# Having a tough time - sister had her baby



## coleslaw (Nov 11, 2002)

As a background, I have two sisters (they happen to be twins) and we were all pregnant at the same time due within 8 weeks of each other. K and I were due within a week of each other (her before me) and M was due 7 weeks after me. I'll never forget getting the call from K that she was pregnant. She was so afraid to call since I had a m/c just a few months before and didn't know I was pg, but I did. I still hid it from her (and tortured her, the evil older sister that I am :LOL ) because I wasn't ready to tell anyone. Then I told my family and everyone was thrilled. How fun to be pregnant with K! Then in November while visiting my in-laws, I talked to M who told me she was pg. I screamed with joy! For her, since it was her first and for all of us - all pg together. How crazy and wonderful!

We took so many pictures of the three of us at various stages of pregnancy - K and I with little bellies, M with none and slowly with each of us getting bigger and bigger. We would call each other "complaining" about this pain, that pain, m/s, etc but having fun doing it together. It was so much fun to tell people of our story. Everyone was so excited for us. Talks of a crazy Christmas this year and how three babies would be so close! We even all coinincidentally picked girls named that started with "M".

Then I lost Grace (we decided against our "M" name of Madeline because it just didn't seem right for her). The next week (almost to the day and hour) K's baby was born - a girl who she named Marina. Then just today, M had her baby 2 weeks early. She had a girl - Mia.

This has been probably one of the most difficult parts of losing my baby - losing the dream of everything my sisters and I were going to go through together. Now there is just an empty hole in the family where Grace should have been. How fun it would have been that they were all girls! How fun it would have been to have them all grow up together! Now they are painful reminders to me of what I have lost. This Christmas, their one-year birthdays, graduations, weddings, children - all reminders of what could have been..

Of course, I am relieved that Marina and Mia are safe as well as my sisters, but right now I need to wallow a bit. I have yet been able to hold Marina and I wonder how long it will be until I can find the courage to meet Mia. It hurts even more that I love children, especially neices and nephews. I have been a great aunt so far, but I fear I won't be able to be that for them. I hope I'm wrong and I find a way to be what I want to be for them.

If you read this thanks. I needed to get it out.


----------



## Debstmomy (Jun 1, 2004)

s to you Coleslaw. I can understand & relate to your heartbreak, with your sister's babies. No real words of wisdom, as I am new to this grief, but want to know I hear ya. Take Care.


----------



## taradt (Jun 10, 2003)

your story sounds very much like mine. my step sister was due 3 weeks after i was and my sister was due 4 weeks after i was. those calls were so hard, i am happy for them but want so much for it to be me. i have finally met one nephew and he just turned 5 months (they live across the country) and it was so hard to know that my baby should be about that age. he is a cute little guy but i find myself very detached from him and i do hope that eventually goes away.

take your time getting to know your nieces, you'll know what you are ready for and when and i am sure one day you will be the aunt you want to be

take care

tara


----------



## wilkers8 (Mar 22, 2004)

■ Objective 1: In the forum thread about the loss of a baby while two sisters gave birth, what name did the sister called M give her newborn daughter?
■ Objective 2: Extend the forum thread about losing a baby while two sisters gave birth, writing what follows its final line.

■ Raw records:

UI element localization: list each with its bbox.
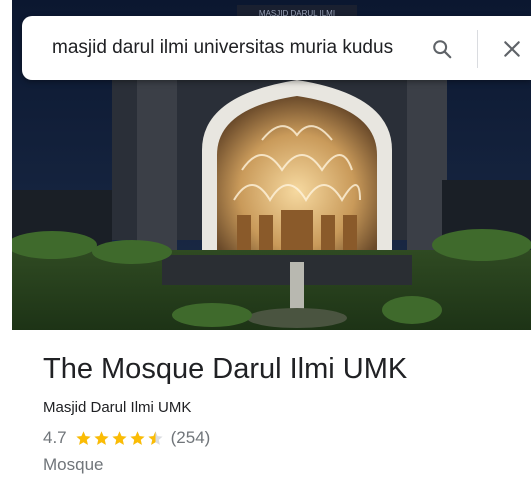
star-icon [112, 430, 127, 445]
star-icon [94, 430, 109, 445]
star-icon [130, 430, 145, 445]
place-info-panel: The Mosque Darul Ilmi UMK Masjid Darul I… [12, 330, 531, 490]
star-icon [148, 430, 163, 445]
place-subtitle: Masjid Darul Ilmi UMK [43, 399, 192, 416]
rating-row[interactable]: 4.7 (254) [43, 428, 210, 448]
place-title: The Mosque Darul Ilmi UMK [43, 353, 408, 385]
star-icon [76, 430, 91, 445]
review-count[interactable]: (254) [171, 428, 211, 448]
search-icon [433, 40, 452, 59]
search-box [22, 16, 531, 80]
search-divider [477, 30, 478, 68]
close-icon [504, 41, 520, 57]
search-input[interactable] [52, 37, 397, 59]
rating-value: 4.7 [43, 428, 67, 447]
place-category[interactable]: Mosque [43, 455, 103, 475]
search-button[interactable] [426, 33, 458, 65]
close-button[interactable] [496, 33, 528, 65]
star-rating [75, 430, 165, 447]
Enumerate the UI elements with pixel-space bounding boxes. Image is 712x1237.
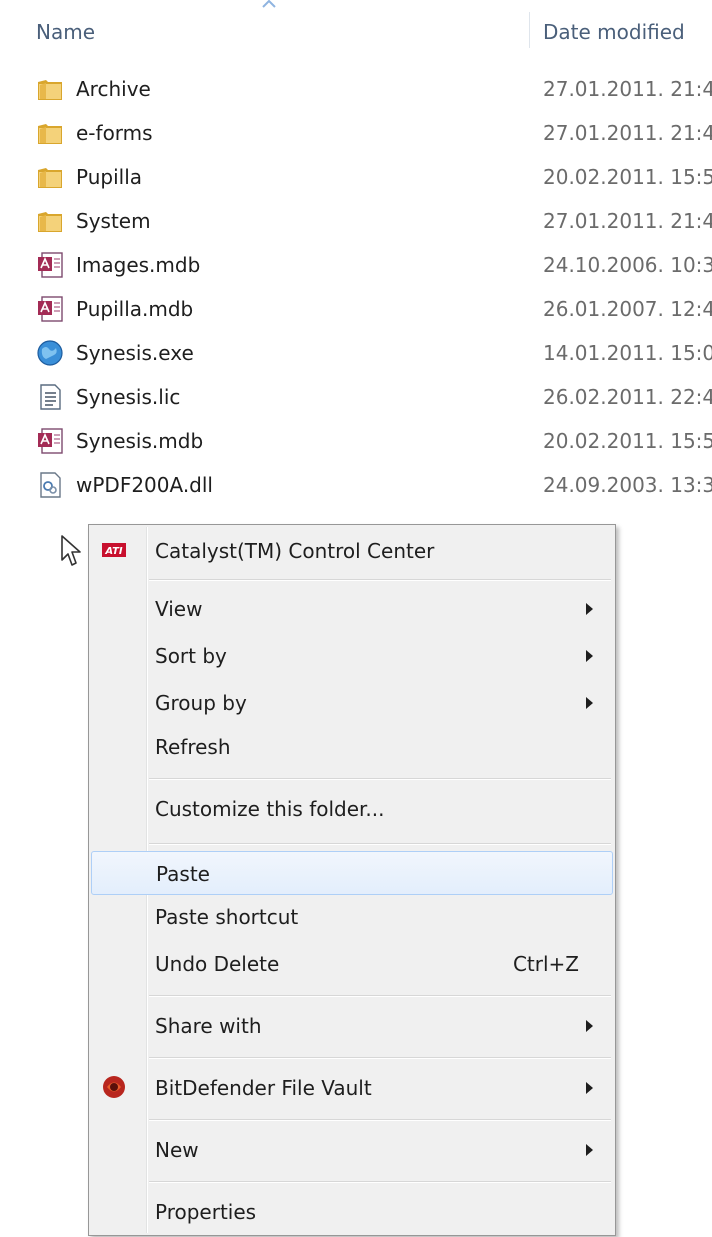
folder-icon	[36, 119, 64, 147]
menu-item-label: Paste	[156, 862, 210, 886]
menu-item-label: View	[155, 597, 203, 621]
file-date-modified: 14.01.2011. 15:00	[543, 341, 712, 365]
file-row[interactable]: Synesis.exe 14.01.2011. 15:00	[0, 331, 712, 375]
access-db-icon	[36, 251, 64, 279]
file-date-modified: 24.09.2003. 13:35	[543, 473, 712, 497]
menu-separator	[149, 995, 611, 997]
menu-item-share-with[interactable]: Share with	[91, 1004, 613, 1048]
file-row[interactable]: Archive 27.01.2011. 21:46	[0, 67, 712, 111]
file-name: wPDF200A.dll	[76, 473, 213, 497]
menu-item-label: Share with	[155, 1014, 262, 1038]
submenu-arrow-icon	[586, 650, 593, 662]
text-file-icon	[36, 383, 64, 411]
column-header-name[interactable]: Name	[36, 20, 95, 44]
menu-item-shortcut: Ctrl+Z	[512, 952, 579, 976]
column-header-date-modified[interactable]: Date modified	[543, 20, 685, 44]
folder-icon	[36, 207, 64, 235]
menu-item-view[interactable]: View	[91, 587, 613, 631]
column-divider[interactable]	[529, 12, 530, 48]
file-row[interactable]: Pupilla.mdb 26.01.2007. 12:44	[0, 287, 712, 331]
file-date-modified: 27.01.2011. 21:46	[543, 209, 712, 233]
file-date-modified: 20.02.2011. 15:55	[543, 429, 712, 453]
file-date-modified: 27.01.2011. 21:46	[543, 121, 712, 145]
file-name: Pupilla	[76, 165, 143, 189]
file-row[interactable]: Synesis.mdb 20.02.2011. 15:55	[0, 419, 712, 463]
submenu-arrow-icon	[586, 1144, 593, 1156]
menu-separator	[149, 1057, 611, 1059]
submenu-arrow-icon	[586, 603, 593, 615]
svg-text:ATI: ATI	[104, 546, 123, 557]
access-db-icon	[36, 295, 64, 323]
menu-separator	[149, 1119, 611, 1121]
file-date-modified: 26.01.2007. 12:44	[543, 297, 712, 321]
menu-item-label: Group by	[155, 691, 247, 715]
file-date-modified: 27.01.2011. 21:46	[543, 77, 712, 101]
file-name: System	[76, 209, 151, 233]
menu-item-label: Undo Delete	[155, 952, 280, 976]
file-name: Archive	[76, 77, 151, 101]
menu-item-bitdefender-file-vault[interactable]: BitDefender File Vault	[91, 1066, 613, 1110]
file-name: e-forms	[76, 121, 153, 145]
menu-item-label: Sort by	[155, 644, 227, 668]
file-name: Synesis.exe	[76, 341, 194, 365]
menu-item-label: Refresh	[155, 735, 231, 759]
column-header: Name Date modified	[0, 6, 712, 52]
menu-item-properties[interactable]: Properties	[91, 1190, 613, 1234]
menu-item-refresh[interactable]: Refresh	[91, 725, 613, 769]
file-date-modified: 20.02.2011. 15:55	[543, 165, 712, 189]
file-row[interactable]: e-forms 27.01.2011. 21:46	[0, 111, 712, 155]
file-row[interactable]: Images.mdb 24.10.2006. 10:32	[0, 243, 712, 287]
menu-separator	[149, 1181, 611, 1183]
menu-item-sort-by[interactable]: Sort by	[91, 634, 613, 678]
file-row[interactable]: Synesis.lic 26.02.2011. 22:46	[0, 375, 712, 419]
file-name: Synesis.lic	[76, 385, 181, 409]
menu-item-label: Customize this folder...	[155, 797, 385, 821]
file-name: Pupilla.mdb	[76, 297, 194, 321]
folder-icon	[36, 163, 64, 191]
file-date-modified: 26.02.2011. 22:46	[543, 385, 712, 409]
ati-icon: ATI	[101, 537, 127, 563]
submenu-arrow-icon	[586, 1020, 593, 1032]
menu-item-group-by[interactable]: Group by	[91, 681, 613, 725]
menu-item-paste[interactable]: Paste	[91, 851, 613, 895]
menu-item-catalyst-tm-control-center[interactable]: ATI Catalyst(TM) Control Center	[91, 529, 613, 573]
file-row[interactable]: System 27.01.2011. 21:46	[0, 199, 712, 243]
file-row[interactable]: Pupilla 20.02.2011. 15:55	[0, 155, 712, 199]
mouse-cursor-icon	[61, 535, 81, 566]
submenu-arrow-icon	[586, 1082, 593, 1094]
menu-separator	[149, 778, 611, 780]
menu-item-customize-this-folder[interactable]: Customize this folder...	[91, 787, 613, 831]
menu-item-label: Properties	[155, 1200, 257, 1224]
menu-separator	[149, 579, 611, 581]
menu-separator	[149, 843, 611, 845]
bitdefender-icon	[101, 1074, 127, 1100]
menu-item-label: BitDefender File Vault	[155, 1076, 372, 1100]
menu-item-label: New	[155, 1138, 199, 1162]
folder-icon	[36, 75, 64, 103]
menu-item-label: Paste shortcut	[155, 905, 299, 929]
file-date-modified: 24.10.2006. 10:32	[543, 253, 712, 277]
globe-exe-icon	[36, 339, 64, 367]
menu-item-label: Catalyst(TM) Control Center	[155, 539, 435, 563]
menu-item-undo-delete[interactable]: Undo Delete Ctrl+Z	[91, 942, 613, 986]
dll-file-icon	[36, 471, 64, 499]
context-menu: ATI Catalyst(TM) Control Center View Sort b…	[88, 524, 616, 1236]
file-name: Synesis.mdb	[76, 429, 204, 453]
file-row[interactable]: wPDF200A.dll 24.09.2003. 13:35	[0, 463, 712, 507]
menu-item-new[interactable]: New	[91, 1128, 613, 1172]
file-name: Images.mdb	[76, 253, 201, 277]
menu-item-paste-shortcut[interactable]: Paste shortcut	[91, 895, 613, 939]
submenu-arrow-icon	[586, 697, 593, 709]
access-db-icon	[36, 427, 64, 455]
==
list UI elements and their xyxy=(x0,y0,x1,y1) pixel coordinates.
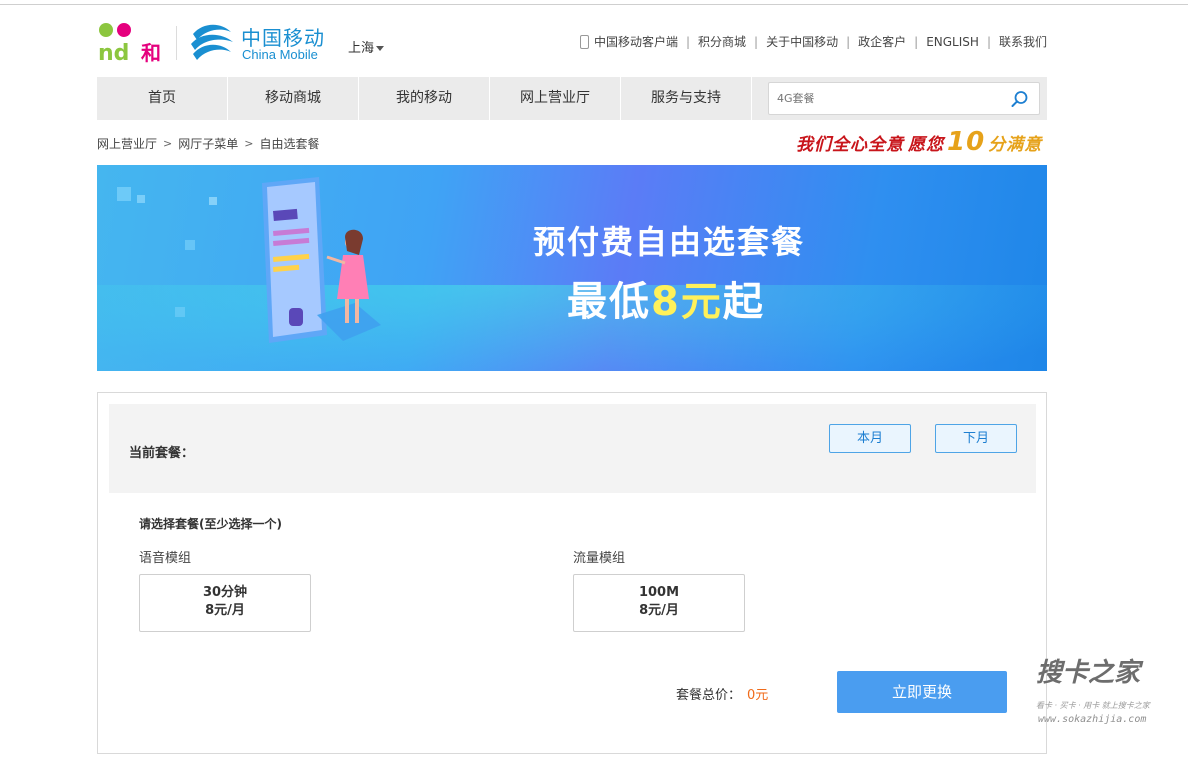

■ Expected output 1: Mia

■ Expected output 2:
I'm right there with you! My friend was due only 5 days after me. She had been trying for a couple of months and I felt so horrible calling her to tell her that it took us one try...but then she called two days later saying her due date was five days after Connor's. We must have told the story about how this was unplanned but how amazing it would be that our babies would be so close together. Then my world fell apart and her's continued on the normal route. I remember crying hysterically the day she called to tell me she delivered. I was happy that they were safe but so much sadness, jealously and even anger was swelling up in me. The should-have beens were somedays almost too much to bear. I remember the first time I met her daughter. I was ok with holding her but then it was when I realized I didn't have a baby to give to my friend to hold that I totally lost it.

This past week was Connor's due date and now her one year birthday. This little girl is a constant reminder of what I lost but I had an experience during her party. She came wobbling over to me and gave me this huge hug...for a brief moment I imagined Connor hugging me. I bent down and kissed her and felt a little peace. I didn't tell my friend as I would imagine that having someone think of their dead baby while holding yours is not a pleasant thought to anyone other than a grieving mother. What it did was give me hope that although she will remind me of what I lost with Connor, this doesn't always have to make me feel bad. I'm tied to this little girl and somehow I still feel Connor is tied to this little girl. Not even sure that makes sense to anyone.

I know how rough it is sweetie. Be kind to yourself and the emotions you are feeling. It doesn't mean you wish them harm...it doesn't make you a bad sister...it doesn't make you a bad aunt...IT MAKES YOU A GRIEVING MOTHER.


----------



## iris0110 (Aug 26, 2003)

Coleslaw







I have been there too. My SIL and I were due on the same day with our little girls. Now she has her daughter, and I don't. We talked about how great it would be, being pregnant together and our daughters growing up together. Those first few milestones were really hard, O's birth, and then of course Christmas, when it seemed like no one else realised that some one was missing. Some things are still hard, O is a constant reminder of what is missing in my life. But as time goes on things get easier. Hopefully it will be the same for you. Just be gentle with your self, and allow yourself to feel whatever it is you need to feel.


----------



## Denise K (Feb 26, 2002)

One of my closest friends, and my neighbor, and I were pregnant together, and I had an m/c. I had gone thru a lot of the grieving--was way farther from my loss than you are from yours--when my neighbor gave birth, but I really fell apart. It was really hard to be having "bad" feelings--I wanted to be celebratory and happy for her, esp. since she had a m/c last time. It helped me when another friend told me "You aren't feeling pain because of her joy--you're feeling pain because of your loss." Which was true. It's just that part of the loss is the loss of the dreams, and one of those dreams was about the closeness with my friends--your closeness with your sisters.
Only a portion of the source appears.